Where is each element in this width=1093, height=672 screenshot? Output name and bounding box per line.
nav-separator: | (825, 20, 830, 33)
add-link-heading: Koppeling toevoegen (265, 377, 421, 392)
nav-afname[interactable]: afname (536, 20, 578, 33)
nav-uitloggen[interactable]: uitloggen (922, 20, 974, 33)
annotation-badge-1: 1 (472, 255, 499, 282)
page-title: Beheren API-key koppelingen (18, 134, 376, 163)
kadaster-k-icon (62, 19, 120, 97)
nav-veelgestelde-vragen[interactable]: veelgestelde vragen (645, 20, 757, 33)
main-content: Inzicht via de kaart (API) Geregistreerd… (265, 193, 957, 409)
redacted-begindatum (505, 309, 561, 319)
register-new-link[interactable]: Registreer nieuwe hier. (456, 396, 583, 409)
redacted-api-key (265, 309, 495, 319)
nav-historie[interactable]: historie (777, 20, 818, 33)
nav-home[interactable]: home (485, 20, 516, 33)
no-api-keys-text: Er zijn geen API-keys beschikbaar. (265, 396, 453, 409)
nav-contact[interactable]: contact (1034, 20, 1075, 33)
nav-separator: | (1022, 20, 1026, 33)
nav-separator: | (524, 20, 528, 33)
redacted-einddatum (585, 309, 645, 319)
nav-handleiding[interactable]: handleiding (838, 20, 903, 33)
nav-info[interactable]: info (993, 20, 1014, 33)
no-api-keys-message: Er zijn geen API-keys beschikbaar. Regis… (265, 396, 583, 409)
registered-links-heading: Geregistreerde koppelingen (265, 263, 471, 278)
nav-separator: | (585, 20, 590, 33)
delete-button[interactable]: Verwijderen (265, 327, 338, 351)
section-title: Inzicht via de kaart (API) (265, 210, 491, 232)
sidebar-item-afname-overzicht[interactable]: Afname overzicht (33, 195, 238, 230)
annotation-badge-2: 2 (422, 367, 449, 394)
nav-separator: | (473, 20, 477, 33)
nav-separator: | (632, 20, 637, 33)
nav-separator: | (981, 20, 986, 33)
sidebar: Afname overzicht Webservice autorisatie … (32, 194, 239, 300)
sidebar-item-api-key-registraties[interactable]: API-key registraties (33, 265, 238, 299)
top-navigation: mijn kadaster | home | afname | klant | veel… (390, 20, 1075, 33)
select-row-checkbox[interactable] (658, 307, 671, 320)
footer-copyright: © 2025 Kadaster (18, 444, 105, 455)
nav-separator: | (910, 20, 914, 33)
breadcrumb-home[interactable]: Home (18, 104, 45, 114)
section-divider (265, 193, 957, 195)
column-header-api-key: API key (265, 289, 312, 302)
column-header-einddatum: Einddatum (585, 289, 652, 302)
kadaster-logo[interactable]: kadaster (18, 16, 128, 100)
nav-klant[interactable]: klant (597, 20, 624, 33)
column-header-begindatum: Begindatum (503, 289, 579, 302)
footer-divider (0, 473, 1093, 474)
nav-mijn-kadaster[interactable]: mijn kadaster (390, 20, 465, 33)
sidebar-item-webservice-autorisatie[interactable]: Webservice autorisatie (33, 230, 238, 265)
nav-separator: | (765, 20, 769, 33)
===============
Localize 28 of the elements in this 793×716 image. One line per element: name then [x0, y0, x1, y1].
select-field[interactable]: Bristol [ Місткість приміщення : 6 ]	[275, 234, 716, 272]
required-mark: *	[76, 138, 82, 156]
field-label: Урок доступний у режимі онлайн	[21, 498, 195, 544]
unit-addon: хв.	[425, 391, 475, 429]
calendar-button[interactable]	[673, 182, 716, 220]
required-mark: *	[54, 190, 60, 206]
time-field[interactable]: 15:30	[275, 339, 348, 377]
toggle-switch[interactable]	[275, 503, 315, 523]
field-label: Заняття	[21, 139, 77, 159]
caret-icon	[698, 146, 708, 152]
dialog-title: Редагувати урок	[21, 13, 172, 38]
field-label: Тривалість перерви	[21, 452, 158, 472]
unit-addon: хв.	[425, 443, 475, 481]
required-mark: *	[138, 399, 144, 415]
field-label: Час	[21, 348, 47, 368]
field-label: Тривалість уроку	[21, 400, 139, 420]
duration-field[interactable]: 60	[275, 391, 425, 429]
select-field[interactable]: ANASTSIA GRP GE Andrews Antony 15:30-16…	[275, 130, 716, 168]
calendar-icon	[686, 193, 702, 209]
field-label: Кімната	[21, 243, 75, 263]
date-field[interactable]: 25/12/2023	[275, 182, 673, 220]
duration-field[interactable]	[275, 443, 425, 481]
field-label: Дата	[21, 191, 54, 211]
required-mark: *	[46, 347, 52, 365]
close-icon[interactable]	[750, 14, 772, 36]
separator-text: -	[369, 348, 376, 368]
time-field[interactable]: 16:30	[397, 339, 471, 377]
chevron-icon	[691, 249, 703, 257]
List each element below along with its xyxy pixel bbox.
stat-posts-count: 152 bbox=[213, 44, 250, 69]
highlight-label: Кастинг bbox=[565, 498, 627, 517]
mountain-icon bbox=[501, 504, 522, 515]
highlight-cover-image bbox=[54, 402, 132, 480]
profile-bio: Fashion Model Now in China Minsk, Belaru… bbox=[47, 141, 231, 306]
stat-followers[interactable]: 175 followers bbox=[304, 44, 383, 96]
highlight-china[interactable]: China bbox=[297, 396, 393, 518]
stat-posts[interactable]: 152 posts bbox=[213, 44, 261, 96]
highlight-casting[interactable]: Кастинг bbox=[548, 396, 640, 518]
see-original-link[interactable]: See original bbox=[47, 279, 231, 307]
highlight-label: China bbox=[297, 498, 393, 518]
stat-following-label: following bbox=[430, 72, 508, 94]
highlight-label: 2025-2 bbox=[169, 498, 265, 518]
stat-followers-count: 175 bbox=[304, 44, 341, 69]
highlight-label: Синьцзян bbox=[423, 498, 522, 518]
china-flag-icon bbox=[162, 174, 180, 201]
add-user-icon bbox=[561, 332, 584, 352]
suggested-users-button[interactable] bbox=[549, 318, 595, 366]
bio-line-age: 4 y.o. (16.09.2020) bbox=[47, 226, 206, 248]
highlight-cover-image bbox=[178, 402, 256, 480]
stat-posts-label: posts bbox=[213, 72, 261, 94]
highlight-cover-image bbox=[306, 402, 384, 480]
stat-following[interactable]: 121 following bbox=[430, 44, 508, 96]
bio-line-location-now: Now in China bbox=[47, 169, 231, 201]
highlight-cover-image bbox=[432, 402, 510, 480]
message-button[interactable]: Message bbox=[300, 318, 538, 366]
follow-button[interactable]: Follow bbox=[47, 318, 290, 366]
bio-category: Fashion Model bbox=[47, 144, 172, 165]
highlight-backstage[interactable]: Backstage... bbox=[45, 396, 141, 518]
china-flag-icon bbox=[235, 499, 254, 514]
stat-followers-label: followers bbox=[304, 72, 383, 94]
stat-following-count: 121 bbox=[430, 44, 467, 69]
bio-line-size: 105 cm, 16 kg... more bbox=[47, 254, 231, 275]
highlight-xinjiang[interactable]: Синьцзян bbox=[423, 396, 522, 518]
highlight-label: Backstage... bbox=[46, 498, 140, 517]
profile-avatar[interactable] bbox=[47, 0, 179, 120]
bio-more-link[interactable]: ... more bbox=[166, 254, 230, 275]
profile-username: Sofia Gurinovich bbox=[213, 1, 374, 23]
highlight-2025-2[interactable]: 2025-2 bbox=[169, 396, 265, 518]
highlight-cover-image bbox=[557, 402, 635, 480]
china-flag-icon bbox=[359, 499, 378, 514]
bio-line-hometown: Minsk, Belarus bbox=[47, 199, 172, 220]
===============
▸ GIVEN INSTRUCTION: Rewrite the lines from the line containing "Where is each" to the line containing "sidebar: Afname overzicht", replacing "Verwijderen" with "Wissen" and leaving everything else as it is.

▸ EXPECTED ANSWER:
Where is each element in this width=1093, height=672 screenshot? Output name and bounding box per line.
nav-separator: | (825, 20, 830, 33)
add-link-heading: Koppeling toevoegen (265, 377, 421, 392)
nav-afname[interactable]: afname (536, 20, 578, 33)
nav-uitloggen[interactable]: uitloggen (922, 20, 974, 33)
annotation-badge-1: 1 (472, 255, 499, 282)
page-title: Beheren API-key koppelingen (18, 134, 376, 163)
kadaster-k-icon (62, 19, 120, 97)
nav-veelgestelde-vragen[interactable]: veelgestelde vragen (645, 20, 757, 33)
main-content: Inzicht via de kaart (API) Geregistreerd… (265, 193, 957, 409)
redacted-begindatum (505, 309, 561, 319)
register-new-link[interactable]: Registreer nieuwe hier. (456, 396, 583, 409)
redacted-api-key (265, 309, 495, 319)
nav-historie[interactable]: historie (777, 20, 818, 33)
nav-home[interactable]: home (485, 20, 516, 33)
no-api-keys-text: Er zijn geen API-keys beschikbaar. (265, 396, 453, 409)
nav-contact[interactable]: contact (1034, 20, 1075, 33)
nav-separator: | (1022, 20, 1026, 33)
nav-separator: | (524, 20, 528, 33)
redacted-einddatum (585, 309, 645, 319)
nav-handleiding[interactable]: handleiding (838, 20, 903, 33)
nav-info[interactable]: info (993, 20, 1014, 33)
no-api-keys-message: Er zijn geen API-keys beschikbaar. Regis… (265, 396, 583, 409)
registered-links-heading: Geregistreerde koppelingen (265, 263, 471, 278)
nav-separator: | (585, 20, 590, 33)
delete-button[interactable]: Wissen (265, 327, 338, 351)
section-title: Inzicht via de kaart (API) (265, 210, 491, 232)
sidebar-item-afname-overzicht[interactable]: Afname overzicht (33, 195, 238, 230)
annotation-badge-2: 2 (422, 367, 449, 394)
nav-separator: | (473, 20, 477, 33)
nav-separator: | (632, 20, 637, 33)
nav-separator: | (981, 20, 986, 33)
sidebar: Afname overzicht Webservice autorisatie … (32, 194, 239, 300)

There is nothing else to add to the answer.